Exercise prompt:
Each line below should be reproduced without any alteration.

Supplied material:
[Begin]
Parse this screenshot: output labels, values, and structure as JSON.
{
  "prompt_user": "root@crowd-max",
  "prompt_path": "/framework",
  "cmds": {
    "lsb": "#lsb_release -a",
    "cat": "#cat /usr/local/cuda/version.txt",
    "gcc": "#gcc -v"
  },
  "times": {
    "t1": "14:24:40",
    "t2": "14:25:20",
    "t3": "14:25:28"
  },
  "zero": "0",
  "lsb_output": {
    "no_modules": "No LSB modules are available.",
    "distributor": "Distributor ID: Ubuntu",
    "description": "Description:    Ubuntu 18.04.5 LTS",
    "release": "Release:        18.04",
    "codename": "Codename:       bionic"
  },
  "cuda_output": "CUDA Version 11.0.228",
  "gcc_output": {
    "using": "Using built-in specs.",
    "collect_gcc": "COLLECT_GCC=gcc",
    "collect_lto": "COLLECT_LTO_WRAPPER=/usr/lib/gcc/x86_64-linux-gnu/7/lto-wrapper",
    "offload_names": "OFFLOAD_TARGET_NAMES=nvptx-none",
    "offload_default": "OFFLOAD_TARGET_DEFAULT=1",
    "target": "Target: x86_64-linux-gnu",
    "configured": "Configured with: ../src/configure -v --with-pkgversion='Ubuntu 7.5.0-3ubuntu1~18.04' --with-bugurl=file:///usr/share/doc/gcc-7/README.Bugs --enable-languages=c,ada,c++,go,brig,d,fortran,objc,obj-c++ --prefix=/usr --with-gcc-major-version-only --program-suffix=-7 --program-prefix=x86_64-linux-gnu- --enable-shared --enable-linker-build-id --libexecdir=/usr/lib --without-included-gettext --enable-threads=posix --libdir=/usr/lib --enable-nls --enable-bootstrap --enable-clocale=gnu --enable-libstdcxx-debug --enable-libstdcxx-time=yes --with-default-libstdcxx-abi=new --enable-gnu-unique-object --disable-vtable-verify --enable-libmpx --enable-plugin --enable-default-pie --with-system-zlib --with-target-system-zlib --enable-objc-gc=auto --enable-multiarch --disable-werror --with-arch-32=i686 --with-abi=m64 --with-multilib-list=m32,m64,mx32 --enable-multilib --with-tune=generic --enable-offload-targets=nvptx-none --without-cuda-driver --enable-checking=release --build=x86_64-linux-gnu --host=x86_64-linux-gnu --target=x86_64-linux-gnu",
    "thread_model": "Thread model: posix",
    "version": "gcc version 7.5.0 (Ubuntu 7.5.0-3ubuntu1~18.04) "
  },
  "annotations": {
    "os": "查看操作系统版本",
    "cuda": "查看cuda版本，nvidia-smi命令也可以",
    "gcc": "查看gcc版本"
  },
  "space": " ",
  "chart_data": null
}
[End]
Finished exercise:
Parse this screenshot: output labels, values, and structure as JSON.
{
  "prompt_user": "root@crowd-max",
  "prompt_path": "/framework",
  "cmds": {
    "lsb": "#lsb_release -a",
    "cat": "#cat /usr/local/cuda/version.txt",
    "gcc": "#gcc -v"
  },
  "times": {
    "t1": "14:24:40",
    "t2": "14:25:20",
    "t3": "14:25:28"
  },
  "zero": "0",
  "lsb_output": {
    "no_modules": "No LSB modules are available.",
    "distributor": "Distributor ID: Ubuntu",
    "description": "Description:    Ubuntu 18.04.5 LTS",
    "release": "Release:        18.04",
    "codename": "Codename:       bionic"
  },
  "cuda_output": "CUDA Version 11.0.228",
  "gcc_output": {
    "using": "Using built-in specs.",
    "collect_gcc": "COLLECT_GCC=gcc",
    "collect_lto": "COLLECT_LTO_WRAPPER=/usr/lib/gcc/x86_64-linux-gnu/7/lto-wrapper",
    "offload_names": "OFFLOAD_TARGET_NAMES=nvptx-none",
    "offload_default": "OFFLOAD_TARGET_DEFAULT=1",
    "target": "Target: x86_64-linux-gnu",
    "configured": "Configured with: ../src/configure -v --with-pkgversion='Ubuntu 7.5.0-3ubuntu1~18.04' --with-bugurl=file:///usr/share/doc/gcc-7/README.Bugs --enable-languages=c,ada,c++,go,brig,d,fortran,objc,obj-c++ --prefix=/usr --with-gcc-major-version-only --program-suffix=-7 --program-prefix=x86_64-linux-gnu- --enable-shared --enable-linker-build-id --libexecdir=/usr/lib --without-included-gettext --enable-threads=posix --libdir=/usr/lib --enable-nls --enable-bootstrap --enable-clocale=gnu --enable-libstdcxx-debug --enable-libstdcxx-time=yes --with-default-libstdcxx-abi=new --enable-gnu-unique-object --disable-vtable-verify --enable-libmpx --enable-plugin --enable-default-pie --with-system-zlib --with-target-system-zlib --enable-objc-gc=auto --enable-multiarch --disable-werror --with-arch-32=i686 --with-abi=m64 --with-multilib-list=m32,m64,mx32 --enable-multilib --with-tune=generic --enable-offload-targets=nvptx-none --without-cuda-driver --enable-checking=release --build=x86_64-linux-gnu --host=x86_64-linux-gnu --target=x86_64-linux-gnu",
    "thread_model": "Thread model: posix",
    "version": "gcc version 7.5.0 (Ubuntu 7.5.0-3ubuntu1~18.04) "
  },
  "annotations": {
    "os": "查看操作系统版本",
    "cuda": "查看cuda版本，nvidia-smi命令也可以",
    "gcc": "查看gcc版本"
  },
  "space": " ",
  "chart_data": null
}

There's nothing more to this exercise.